Exercise instructions: Review the material line by line. Identify and copy every line that contains the string "Branco".

Given records:
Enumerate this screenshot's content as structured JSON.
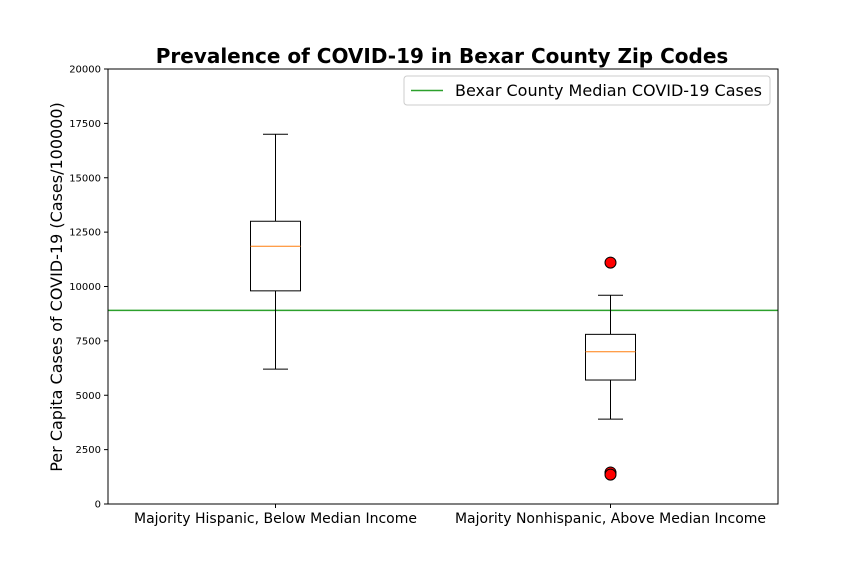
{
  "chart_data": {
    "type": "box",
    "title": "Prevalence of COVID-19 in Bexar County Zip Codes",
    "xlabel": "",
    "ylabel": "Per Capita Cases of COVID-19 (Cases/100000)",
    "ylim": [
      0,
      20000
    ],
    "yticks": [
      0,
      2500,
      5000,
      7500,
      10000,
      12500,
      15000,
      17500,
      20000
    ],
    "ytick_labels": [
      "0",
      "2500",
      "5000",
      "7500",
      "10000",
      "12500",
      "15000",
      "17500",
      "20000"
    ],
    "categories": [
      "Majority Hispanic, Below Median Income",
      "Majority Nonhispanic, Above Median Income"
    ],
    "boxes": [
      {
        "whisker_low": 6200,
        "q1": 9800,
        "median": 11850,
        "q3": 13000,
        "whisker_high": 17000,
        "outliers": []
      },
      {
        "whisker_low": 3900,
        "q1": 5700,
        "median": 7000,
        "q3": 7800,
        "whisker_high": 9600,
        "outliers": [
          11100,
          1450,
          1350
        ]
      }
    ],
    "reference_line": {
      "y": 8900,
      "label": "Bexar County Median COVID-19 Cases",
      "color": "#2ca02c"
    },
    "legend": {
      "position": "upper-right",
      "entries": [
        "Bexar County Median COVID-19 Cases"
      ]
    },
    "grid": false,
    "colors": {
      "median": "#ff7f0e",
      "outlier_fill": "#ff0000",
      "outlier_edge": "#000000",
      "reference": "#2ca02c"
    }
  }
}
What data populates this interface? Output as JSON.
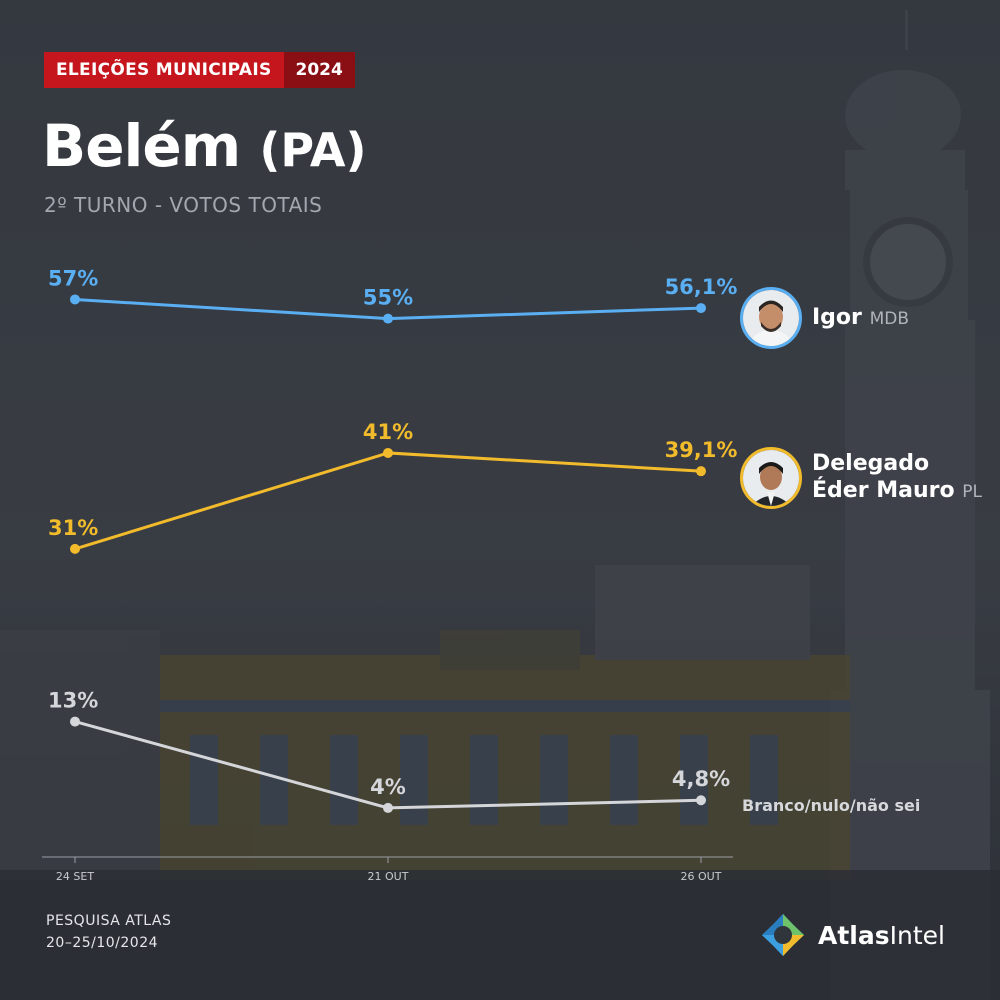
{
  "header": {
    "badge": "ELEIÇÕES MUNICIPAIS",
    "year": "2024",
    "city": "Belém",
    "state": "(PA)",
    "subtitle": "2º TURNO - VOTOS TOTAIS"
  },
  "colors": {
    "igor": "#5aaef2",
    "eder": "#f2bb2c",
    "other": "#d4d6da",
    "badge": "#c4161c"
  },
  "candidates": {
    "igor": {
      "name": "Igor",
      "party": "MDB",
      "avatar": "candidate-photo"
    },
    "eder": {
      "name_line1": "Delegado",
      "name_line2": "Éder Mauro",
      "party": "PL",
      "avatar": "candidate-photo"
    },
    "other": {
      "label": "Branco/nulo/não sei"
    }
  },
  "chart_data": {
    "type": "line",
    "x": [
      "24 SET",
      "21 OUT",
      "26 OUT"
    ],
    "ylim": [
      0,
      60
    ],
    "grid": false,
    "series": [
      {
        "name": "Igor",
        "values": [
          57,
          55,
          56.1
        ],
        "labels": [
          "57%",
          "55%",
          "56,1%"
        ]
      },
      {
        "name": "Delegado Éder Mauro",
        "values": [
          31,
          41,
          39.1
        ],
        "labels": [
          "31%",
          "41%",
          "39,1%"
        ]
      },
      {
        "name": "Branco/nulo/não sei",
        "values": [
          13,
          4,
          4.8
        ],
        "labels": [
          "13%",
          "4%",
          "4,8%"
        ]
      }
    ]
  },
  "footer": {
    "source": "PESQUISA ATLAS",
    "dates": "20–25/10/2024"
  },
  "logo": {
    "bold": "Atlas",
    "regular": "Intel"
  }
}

Exercise result:
      "label": "Branco/nulo/não sei"
        "name": "Branco/nulo/não sei",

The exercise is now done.